_What the task requires_. Identify each line below that contains the word "office", and copy it out.

_Source data_.
....

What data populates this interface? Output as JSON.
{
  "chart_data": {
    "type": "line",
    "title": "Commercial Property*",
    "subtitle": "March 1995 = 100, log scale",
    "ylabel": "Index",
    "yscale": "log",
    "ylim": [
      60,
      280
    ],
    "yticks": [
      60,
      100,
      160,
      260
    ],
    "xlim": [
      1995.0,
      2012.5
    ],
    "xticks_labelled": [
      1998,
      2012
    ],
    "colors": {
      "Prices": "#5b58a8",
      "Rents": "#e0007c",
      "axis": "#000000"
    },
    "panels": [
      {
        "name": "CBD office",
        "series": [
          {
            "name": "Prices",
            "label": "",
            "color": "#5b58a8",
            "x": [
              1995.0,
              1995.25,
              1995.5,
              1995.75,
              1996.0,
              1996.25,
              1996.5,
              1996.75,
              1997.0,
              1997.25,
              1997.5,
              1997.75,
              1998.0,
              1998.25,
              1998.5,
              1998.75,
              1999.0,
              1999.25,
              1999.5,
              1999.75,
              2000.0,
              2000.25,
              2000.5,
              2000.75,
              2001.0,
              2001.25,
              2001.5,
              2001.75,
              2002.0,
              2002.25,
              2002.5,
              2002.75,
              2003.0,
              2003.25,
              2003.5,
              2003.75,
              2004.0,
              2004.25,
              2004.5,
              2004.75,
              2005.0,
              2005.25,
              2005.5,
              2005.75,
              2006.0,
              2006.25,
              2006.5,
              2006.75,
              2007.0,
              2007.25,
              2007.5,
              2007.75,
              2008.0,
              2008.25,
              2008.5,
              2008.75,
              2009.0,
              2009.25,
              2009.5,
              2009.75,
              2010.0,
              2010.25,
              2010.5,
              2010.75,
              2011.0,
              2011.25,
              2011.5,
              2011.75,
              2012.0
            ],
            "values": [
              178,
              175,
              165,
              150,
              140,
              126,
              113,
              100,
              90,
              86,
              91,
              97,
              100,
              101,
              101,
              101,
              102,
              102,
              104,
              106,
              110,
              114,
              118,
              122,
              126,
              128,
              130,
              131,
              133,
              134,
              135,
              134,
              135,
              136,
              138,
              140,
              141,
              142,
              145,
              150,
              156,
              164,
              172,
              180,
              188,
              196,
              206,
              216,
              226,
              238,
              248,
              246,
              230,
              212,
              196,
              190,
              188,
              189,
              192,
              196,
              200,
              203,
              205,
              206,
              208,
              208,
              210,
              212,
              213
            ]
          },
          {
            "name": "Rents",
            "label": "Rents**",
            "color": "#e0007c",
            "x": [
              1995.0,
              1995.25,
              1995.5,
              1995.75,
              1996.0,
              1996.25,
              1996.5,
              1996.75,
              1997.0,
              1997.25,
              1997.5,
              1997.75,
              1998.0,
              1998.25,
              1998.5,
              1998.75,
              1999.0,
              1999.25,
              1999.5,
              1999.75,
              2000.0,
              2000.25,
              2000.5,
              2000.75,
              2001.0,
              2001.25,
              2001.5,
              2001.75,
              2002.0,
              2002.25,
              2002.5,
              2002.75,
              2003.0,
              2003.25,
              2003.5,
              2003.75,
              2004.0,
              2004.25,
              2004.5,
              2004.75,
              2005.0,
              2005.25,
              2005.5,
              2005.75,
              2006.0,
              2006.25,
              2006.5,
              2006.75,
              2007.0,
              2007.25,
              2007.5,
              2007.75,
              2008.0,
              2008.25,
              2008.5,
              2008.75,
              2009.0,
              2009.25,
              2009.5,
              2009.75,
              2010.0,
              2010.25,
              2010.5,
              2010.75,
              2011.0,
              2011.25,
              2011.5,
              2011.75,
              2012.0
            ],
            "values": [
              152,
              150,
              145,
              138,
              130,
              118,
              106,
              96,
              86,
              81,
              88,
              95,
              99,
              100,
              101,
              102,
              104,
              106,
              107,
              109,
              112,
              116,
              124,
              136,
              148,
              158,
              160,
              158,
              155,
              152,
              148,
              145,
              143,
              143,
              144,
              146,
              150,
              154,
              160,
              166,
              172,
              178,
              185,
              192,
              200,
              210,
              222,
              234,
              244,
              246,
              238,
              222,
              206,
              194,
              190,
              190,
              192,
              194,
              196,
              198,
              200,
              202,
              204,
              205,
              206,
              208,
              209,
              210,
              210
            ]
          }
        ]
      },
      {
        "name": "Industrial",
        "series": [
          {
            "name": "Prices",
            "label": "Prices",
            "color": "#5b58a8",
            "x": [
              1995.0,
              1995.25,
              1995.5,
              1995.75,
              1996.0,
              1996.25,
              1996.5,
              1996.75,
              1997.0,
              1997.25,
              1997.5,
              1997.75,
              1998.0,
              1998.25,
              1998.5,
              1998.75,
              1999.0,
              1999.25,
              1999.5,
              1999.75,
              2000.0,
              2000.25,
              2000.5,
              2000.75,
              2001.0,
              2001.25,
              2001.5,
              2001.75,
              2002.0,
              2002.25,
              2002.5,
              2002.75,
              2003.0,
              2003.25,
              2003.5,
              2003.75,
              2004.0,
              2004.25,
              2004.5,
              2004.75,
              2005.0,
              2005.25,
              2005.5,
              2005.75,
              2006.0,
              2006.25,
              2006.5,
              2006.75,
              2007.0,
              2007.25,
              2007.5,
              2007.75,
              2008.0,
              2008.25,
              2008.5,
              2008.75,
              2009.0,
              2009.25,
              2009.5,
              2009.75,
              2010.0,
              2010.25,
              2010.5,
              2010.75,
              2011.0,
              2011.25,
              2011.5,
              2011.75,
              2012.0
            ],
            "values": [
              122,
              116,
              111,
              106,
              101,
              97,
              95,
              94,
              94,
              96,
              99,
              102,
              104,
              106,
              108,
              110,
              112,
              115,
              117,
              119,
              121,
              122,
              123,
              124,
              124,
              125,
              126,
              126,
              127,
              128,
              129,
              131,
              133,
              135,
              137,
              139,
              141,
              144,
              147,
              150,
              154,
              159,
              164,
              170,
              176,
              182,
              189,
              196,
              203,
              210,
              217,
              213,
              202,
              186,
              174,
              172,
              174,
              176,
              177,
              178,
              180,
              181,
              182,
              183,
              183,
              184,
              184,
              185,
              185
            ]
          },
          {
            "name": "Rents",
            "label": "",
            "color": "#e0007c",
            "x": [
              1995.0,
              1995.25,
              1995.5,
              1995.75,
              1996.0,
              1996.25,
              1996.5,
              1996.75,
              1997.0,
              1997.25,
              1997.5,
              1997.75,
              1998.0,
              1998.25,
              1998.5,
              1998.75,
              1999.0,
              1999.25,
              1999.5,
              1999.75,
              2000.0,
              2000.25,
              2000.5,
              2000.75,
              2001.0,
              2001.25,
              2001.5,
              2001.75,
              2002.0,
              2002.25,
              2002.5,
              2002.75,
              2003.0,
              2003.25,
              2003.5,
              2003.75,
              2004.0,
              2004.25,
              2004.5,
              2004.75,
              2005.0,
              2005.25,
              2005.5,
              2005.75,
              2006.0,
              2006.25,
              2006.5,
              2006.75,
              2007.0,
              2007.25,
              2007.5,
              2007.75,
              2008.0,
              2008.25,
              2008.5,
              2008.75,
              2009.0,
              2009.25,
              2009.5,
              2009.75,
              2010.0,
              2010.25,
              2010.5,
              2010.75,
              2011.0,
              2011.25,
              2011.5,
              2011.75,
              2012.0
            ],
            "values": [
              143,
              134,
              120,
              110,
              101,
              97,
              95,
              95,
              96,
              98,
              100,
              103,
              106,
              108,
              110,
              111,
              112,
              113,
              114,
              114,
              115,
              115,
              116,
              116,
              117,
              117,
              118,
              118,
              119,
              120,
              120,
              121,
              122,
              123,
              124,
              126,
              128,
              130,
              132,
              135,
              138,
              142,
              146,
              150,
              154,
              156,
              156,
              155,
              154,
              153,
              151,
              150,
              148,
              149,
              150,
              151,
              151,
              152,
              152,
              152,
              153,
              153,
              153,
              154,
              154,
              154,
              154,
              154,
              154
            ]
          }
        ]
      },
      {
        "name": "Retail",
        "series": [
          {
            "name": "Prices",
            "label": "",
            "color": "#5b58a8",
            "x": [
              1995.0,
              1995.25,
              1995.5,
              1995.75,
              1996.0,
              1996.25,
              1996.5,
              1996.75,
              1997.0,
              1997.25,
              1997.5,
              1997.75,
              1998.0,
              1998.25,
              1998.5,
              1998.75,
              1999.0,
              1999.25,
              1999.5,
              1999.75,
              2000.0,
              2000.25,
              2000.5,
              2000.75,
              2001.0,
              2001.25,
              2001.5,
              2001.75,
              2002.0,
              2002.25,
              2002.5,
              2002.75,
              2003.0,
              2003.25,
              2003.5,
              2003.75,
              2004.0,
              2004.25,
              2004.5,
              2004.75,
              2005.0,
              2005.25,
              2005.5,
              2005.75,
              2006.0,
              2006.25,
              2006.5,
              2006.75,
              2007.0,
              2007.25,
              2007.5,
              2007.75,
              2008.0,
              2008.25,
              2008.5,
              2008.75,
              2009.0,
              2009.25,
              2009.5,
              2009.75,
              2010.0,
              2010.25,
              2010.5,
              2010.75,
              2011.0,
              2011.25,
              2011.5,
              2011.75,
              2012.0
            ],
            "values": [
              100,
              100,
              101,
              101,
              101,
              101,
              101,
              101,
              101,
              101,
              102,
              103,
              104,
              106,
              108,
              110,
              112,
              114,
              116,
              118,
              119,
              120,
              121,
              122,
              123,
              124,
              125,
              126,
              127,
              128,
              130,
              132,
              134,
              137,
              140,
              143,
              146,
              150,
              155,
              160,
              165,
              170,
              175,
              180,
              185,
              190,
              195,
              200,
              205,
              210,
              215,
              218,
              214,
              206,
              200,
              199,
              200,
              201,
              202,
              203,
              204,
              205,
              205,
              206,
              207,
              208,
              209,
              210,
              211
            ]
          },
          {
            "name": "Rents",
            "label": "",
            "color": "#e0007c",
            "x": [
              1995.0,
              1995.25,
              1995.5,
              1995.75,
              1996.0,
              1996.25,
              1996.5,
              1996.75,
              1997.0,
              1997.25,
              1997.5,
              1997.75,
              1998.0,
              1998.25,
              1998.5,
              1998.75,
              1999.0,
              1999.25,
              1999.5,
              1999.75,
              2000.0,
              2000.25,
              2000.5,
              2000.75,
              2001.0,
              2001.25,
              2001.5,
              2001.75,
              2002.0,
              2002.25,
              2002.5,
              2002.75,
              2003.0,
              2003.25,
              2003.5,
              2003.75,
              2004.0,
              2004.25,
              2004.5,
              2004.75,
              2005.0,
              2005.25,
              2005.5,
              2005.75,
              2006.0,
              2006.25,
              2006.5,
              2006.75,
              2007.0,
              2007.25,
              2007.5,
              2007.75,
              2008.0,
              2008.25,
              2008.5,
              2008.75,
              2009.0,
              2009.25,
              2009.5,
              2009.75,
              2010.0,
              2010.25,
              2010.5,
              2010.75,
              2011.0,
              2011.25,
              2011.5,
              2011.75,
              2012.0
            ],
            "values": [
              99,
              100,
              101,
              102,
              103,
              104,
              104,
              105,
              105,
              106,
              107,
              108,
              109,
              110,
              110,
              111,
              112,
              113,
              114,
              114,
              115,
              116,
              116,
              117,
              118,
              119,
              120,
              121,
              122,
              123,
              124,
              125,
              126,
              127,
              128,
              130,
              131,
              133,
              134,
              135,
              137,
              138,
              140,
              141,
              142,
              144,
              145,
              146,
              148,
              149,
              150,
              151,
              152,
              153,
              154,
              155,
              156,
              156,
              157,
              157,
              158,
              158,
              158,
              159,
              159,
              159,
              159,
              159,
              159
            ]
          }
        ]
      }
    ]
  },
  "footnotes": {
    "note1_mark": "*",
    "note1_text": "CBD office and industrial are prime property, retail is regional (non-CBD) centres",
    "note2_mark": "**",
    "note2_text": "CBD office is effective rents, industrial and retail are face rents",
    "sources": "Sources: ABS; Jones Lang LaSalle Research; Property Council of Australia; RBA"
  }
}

....

_Right answer_.
        "name": "CBD office",
    "note1_text": "CBD office and industrial are prime property, retail is regional (non-CBD) centres",
    "note2_text": "CBD office is effective rents, industrial and retail are face rents",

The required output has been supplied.